/---

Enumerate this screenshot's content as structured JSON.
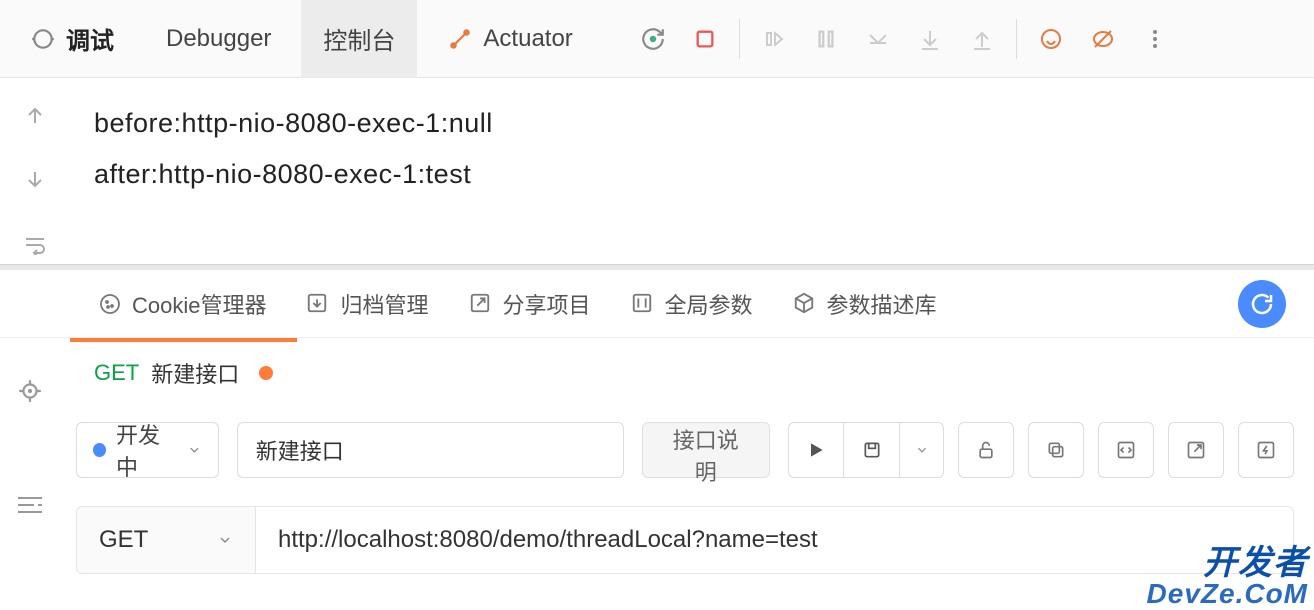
{
  "debugger": {
    "tabs": {
      "debug": "调试",
      "debugger": "Debugger",
      "console": "控制台",
      "actuator": "Actuator"
    },
    "console_lines": [
      "before:http-nio-8080-exec-1:null",
      "after:http-nio-8080-exec-1:test"
    ]
  },
  "api": {
    "toolbar": {
      "cookie_manager": "Cookie管理器",
      "archive": "归档管理",
      "share": "分享项目",
      "global_params": "全局参数",
      "param_lib": "参数描述库"
    },
    "tab": {
      "method": "GET",
      "name": "新建接口"
    },
    "form": {
      "status": "开发中",
      "name_value": "新建接口",
      "desc_btn": "接口说明"
    },
    "request": {
      "method": "GET",
      "url": "http://localhost:8080/demo/threadLocal?name=test"
    }
  },
  "watermark": {
    "line1": "开发者",
    "line2": "DevZe.CoM"
  }
}
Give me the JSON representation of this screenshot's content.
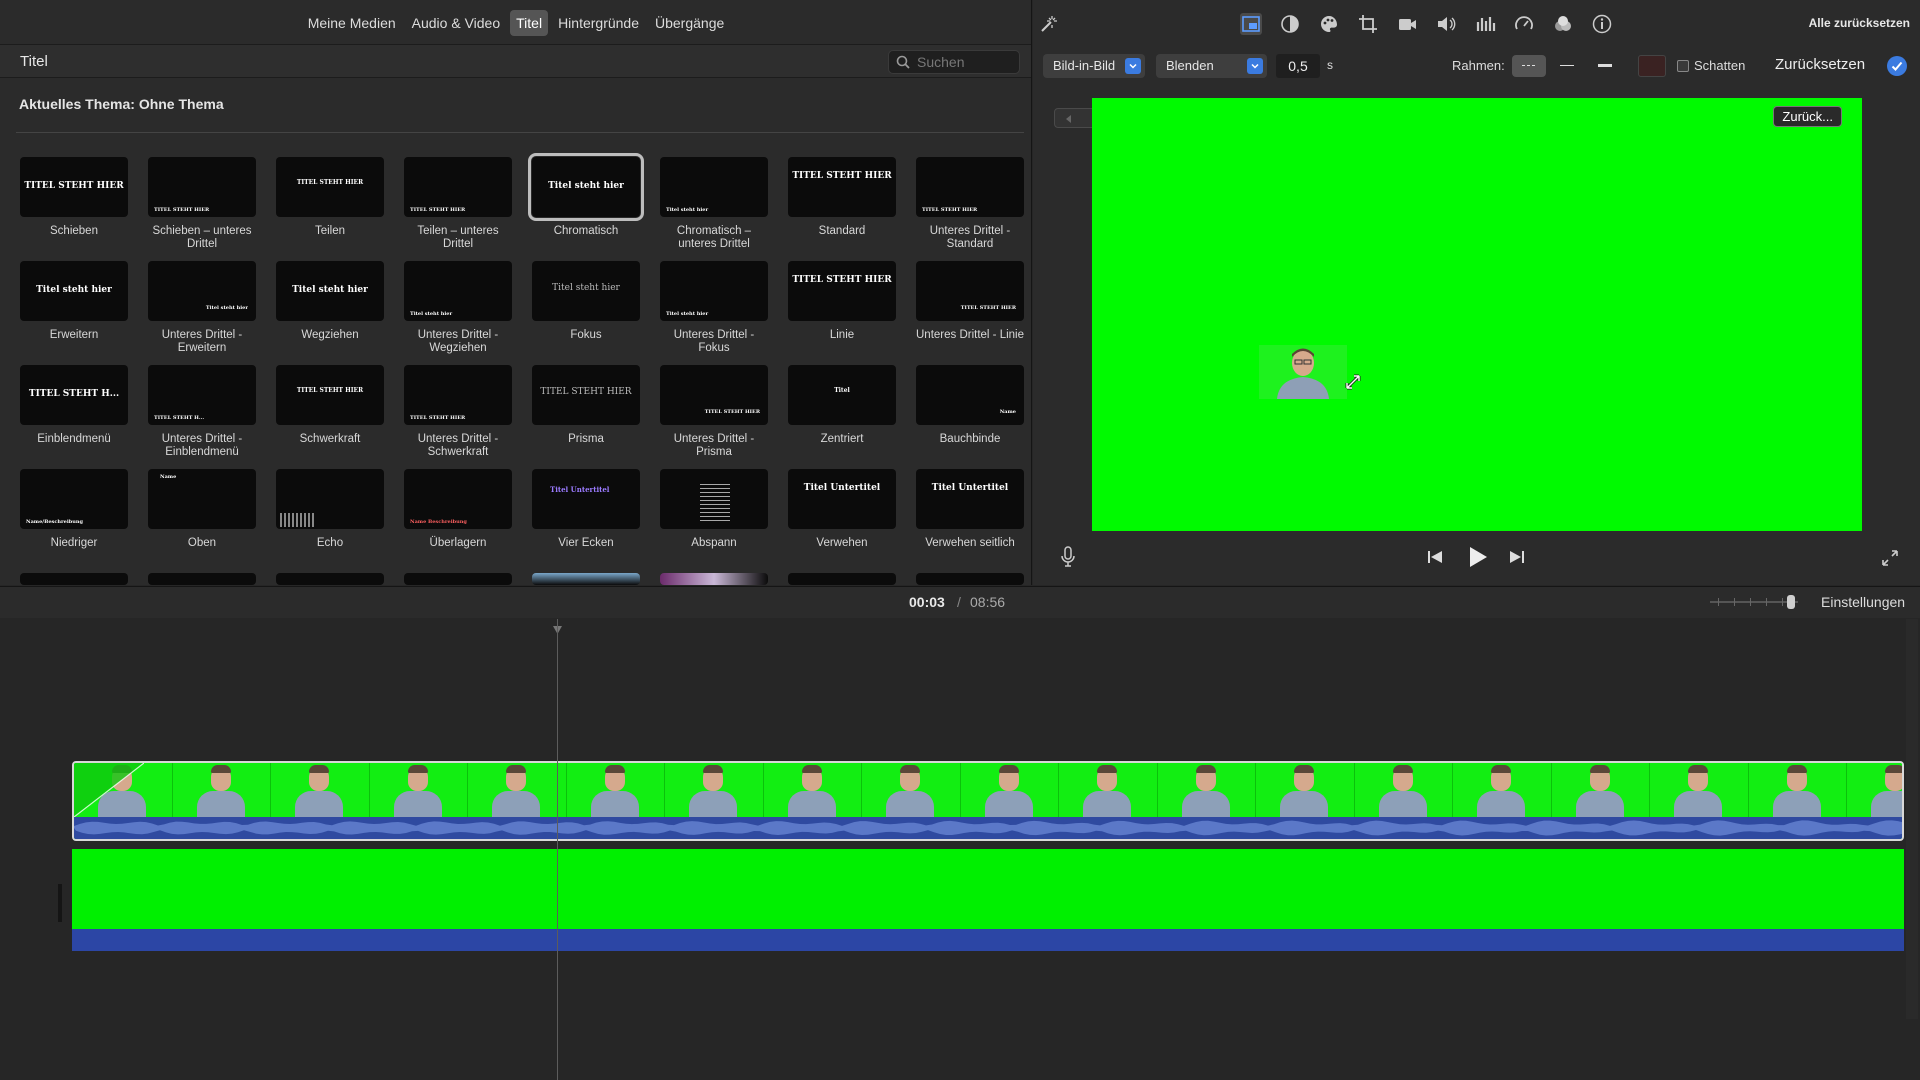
{
  "browser": {
    "tabs": [
      {
        "label": "Meine Medien",
        "active": false
      },
      {
        "label": "Audio & Video",
        "active": false
      },
      {
        "label": "Titel",
        "active": true
      },
      {
        "label": "Hintergründe",
        "active": false
      },
      {
        "label": "Übergänge",
        "active": false
      }
    ],
    "header_title": "Titel",
    "search_placeholder": "Suchen",
    "theme_label": "Aktuelles Thema: Ohne Thema",
    "titles": [
      {
        "name": "Schieben",
        "preview": "TITEL STEHT HIER",
        "style": "mid"
      },
      {
        "name": "Schieben – unteres Drittel",
        "preview": "TITEL STEHT HIER",
        "style": "low"
      },
      {
        "name": "Teilen",
        "preview": "TITEL STEHT HIER",
        "style": "small"
      },
      {
        "name": "Teilen – unteres Drittel",
        "preview": "TITEL STEHT HIER",
        "style": "low"
      },
      {
        "name": "Chromatisch",
        "preview": "Titel steht hier",
        "style": "mid",
        "selected": true
      },
      {
        "name": "Chromatisch – unteres Drittel",
        "preview": "Titel steht hier",
        "style": "low"
      },
      {
        "name": "Standard",
        "preview": "TITEL STEHT HIER",
        "style": "twoline"
      },
      {
        "name": "Unteres Drittel - Standard",
        "preview": "TITEL STEHT HIER",
        "style": "low"
      },
      {
        "name": "Erweitern",
        "preview": "Titel steht hier",
        "style": "mid"
      },
      {
        "name": "Unteres Drittel - Erweitern",
        "preview": "Titel steht hier",
        "style": "right"
      },
      {
        "name": "Wegziehen",
        "preview": "Titel steht hier",
        "style": "mid"
      },
      {
        "name": "Unteres Drittel - Wegziehen",
        "preview": "Titel steht hier",
        "style": "low"
      },
      {
        "name": "Fokus",
        "preview": "Titel steht hier",
        "style": "faint"
      },
      {
        "name": "Unteres Drittel - Fokus",
        "preview": "Titel steht hier",
        "style": "low"
      },
      {
        "name": "Linie",
        "preview": "TITEL STEHT HIER",
        "style": "twoline"
      },
      {
        "name": "Unteres Drittel - Linie",
        "preview": "TITEL STEHT HIER",
        "style": "right"
      },
      {
        "name": "Einblendmenü",
        "preview": "TITEL STEHT H...",
        "style": "mid"
      },
      {
        "name": "Unteres Drittel - Einblendmenü",
        "preview": "TITEL STEHT H...",
        "style": "low"
      },
      {
        "name": "Schwerkraft",
        "preview": "TITEL STEHT HIER",
        "style": "small"
      },
      {
        "name": "Unteres Drittel - Schwerkraft",
        "preview": "TITEL STEHT HIER",
        "style": "low"
      },
      {
        "name": "Prisma",
        "preview": "TITEL STEHT HIER",
        "style": "faint"
      },
      {
        "name": "Unteres Drittel - Prisma",
        "preview": "TITEL STEHT HIER",
        "style": "right"
      },
      {
        "name": "Zentriert",
        "preview": "Titel",
        "style": "small"
      },
      {
        "name": "Bauchbinde",
        "preview": "Name",
        "style": "right"
      },
      {
        "name": "Niedriger",
        "preview": "Name/Beschreibung",
        "style": "low"
      },
      {
        "name": "Oben",
        "preview": "Name",
        "style": "top"
      },
      {
        "name": "Echo",
        "preview": "",
        "style": "echo"
      },
      {
        "name": "Überlagern",
        "preview": "Name Beschreibung",
        "style": "red"
      },
      {
        "name": "Vier Ecken",
        "preview": "Titel Untertitel",
        "style": "violet"
      },
      {
        "name": "Abspann",
        "preview": "",
        "style": "lines"
      },
      {
        "name": "Verwehen",
        "preview": "Titel Untertitel",
        "style": "twoline"
      },
      {
        "name": "Verwehen seitlich",
        "preview": "Titel Untertitel",
        "style": "twoline"
      }
    ]
  },
  "viewer": {
    "toolbar_icons": [
      "magic-wand-icon",
      "overlay-icon",
      "color-balance-icon",
      "color-correction-icon",
      "crop-icon",
      "stabilization-icon",
      "volume-icon",
      "equalizer-icon",
      "speed-icon",
      "noise-reduction-icon",
      "info-icon"
    ],
    "reset_all": "Alle zurücksetzen",
    "overlay_mode": "Bild-in-Bild",
    "transition_mode": "Blenden",
    "duration": "0,5",
    "duration_unit": "s",
    "border_label": "Rahmen:",
    "shadow_label": "Schatten",
    "shadow_checked": false,
    "reset_label": "Zurücksetzen",
    "back_label": "Zurück...",
    "canvas_color": "#00fa00"
  },
  "timeline": {
    "current_time": "00:03",
    "separator": "/",
    "total_time": "08:56",
    "settings_label": "Einstellungen",
    "clip_color": "#00e600",
    "audio_color": "#2f4aa0"
  }
}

\---

**Task instructions:** Look above for lines with the word "Drittel" and copy them all.

**Solution to this exercise:**
        "name": "Schieben – unteres Drittel",
        "name": "Teilen – unteres Drittel",
        "name": "Chromatisch – unteres Drittel",
        "name": "Unteres Drittel - Standard",
        "name": "Unteres Drittel - Erweitern",
        "name": "Unteres Drittel - Wegziehen",
        "name": "Unteres Drittel - Fokus",
        "name": "Unteres Drittel - Linie",
        "name": "Unteres Drittel - Einblendmenü",
        "name": "Unteres Drittel - Schwerkraft",
        "name": "Unteres Drittel - Prisma",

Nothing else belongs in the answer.